= TASK BRIEF =
Determine how many lines in these records hold "ylabel". Only the number is wanted.

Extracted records
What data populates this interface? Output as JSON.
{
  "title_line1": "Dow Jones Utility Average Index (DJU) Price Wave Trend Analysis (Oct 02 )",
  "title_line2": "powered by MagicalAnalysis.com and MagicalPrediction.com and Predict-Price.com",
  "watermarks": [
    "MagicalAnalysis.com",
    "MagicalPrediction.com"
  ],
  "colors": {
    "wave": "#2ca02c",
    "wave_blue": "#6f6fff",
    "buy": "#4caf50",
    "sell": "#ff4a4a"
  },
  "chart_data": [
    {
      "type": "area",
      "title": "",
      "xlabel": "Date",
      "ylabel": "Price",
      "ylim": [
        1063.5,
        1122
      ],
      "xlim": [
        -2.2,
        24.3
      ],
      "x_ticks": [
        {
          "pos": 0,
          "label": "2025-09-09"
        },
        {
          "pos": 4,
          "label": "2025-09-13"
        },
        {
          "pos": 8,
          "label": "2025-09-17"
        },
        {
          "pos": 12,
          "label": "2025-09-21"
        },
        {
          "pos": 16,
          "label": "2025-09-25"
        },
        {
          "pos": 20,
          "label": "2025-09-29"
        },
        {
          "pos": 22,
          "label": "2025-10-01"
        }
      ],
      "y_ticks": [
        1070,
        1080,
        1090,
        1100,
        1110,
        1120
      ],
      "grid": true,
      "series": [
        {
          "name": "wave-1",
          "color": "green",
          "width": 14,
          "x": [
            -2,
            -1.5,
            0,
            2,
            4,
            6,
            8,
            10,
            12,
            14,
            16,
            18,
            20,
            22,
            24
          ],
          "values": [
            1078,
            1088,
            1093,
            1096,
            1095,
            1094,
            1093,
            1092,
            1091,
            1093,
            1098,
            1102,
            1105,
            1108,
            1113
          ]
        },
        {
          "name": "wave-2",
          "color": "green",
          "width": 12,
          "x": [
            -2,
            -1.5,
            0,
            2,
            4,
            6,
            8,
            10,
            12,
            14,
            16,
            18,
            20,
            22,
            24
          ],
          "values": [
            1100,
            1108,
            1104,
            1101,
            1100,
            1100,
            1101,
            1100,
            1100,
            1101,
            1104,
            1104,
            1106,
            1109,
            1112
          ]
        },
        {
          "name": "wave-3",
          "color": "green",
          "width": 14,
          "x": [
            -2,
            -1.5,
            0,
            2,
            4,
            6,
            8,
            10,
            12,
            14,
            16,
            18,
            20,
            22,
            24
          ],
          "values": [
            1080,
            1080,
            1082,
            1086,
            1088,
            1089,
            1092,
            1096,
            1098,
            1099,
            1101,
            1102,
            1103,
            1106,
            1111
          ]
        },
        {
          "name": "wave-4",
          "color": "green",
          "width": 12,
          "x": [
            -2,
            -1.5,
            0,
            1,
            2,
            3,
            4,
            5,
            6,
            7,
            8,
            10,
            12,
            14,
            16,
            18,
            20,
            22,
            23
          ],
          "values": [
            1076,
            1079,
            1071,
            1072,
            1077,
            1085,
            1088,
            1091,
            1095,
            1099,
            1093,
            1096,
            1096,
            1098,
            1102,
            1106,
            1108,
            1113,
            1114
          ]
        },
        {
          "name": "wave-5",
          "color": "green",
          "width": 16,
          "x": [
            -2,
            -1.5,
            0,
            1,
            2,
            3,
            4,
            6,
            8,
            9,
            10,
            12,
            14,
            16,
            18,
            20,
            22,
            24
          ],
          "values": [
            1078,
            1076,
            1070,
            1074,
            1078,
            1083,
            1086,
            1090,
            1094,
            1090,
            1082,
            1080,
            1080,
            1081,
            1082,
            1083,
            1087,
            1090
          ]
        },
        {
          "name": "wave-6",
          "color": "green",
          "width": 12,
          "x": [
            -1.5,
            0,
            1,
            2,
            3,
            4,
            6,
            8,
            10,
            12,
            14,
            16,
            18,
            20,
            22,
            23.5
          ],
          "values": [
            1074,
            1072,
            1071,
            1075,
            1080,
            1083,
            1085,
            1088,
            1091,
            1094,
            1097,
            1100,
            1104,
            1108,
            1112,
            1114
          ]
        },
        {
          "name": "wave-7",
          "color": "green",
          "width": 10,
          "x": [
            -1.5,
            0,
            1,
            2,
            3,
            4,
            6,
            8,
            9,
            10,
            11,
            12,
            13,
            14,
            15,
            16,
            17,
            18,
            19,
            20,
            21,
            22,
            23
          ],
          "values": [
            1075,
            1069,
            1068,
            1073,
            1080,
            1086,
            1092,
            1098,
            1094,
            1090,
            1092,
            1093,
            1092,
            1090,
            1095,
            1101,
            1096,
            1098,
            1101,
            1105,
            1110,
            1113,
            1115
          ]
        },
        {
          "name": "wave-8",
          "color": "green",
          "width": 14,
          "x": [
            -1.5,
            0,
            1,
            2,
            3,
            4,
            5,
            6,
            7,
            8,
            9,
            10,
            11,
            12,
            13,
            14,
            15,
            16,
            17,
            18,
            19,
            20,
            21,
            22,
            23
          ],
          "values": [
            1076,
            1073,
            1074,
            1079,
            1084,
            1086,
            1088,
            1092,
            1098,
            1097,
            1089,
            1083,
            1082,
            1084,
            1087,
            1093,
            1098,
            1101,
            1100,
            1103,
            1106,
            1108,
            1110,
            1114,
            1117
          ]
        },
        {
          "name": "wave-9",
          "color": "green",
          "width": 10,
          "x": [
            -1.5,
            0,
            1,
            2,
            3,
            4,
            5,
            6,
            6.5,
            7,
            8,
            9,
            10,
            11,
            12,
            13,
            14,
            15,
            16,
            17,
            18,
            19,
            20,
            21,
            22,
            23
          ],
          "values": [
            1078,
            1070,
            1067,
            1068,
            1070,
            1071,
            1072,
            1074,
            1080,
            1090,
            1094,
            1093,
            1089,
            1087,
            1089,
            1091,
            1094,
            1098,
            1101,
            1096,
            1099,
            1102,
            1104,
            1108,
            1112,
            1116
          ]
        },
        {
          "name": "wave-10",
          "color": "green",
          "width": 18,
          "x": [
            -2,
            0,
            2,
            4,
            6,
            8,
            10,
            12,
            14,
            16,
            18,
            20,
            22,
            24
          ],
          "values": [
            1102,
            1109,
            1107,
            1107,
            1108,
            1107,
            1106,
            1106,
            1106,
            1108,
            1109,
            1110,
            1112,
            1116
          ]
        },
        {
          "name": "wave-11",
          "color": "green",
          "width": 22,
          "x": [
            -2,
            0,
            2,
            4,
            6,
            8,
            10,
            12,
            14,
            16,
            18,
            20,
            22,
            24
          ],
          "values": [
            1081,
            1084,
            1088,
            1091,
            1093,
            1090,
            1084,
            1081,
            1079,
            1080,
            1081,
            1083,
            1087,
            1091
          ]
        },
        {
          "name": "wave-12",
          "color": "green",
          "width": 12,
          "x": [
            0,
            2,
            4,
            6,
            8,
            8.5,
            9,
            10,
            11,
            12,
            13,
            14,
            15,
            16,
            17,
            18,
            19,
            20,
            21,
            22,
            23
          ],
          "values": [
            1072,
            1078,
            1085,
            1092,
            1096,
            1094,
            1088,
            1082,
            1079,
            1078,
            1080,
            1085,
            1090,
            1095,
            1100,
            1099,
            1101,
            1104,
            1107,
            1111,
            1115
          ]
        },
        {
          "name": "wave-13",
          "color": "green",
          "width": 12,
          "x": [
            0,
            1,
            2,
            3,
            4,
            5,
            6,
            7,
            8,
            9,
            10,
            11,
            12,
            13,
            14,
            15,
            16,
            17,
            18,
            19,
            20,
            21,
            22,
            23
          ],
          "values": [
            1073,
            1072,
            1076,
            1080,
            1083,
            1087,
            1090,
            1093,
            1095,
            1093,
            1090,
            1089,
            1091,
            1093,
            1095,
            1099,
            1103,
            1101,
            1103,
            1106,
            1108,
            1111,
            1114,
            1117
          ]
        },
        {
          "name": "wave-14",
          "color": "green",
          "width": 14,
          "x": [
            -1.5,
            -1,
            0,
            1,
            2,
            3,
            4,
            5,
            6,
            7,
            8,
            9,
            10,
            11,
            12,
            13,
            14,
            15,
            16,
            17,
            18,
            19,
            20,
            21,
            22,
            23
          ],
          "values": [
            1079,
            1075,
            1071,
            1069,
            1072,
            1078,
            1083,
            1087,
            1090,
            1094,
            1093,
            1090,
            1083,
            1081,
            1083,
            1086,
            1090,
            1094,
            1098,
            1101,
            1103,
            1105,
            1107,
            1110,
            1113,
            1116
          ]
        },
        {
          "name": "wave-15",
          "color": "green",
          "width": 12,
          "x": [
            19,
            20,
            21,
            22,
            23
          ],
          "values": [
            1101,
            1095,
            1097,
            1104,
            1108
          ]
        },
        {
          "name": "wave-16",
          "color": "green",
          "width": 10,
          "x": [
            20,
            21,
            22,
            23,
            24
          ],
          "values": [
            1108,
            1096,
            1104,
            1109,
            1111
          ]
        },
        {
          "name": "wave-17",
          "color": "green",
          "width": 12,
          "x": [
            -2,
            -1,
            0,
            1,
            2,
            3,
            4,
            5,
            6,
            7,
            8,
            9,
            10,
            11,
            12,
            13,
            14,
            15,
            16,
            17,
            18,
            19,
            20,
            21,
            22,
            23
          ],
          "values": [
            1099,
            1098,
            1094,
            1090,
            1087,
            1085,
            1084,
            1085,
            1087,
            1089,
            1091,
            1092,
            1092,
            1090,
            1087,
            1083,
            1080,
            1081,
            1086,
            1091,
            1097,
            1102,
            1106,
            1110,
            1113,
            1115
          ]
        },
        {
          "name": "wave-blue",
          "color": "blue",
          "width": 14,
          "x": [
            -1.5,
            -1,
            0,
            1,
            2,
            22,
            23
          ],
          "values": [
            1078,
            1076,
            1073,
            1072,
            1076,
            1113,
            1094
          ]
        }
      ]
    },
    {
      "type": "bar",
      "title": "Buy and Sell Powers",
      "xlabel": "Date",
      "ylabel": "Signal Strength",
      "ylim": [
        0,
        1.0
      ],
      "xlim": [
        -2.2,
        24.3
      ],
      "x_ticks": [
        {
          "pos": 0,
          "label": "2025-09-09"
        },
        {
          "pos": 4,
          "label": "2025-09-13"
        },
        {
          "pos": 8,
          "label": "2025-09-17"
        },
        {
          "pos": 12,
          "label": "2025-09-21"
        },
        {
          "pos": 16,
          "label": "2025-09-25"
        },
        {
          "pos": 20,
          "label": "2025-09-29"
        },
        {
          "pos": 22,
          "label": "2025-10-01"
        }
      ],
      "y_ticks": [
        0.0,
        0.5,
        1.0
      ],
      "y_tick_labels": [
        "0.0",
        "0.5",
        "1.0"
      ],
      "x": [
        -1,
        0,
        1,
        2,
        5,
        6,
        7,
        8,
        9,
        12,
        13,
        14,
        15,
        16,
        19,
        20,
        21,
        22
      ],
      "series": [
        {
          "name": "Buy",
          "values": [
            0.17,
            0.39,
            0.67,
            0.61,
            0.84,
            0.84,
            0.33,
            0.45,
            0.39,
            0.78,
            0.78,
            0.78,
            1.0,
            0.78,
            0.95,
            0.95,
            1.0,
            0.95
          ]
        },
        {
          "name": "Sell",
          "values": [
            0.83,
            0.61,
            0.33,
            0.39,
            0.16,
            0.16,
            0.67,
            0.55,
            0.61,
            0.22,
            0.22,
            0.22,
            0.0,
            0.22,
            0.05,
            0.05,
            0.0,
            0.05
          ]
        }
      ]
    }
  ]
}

= SOLUTION FOR THIS PROBLEM =
2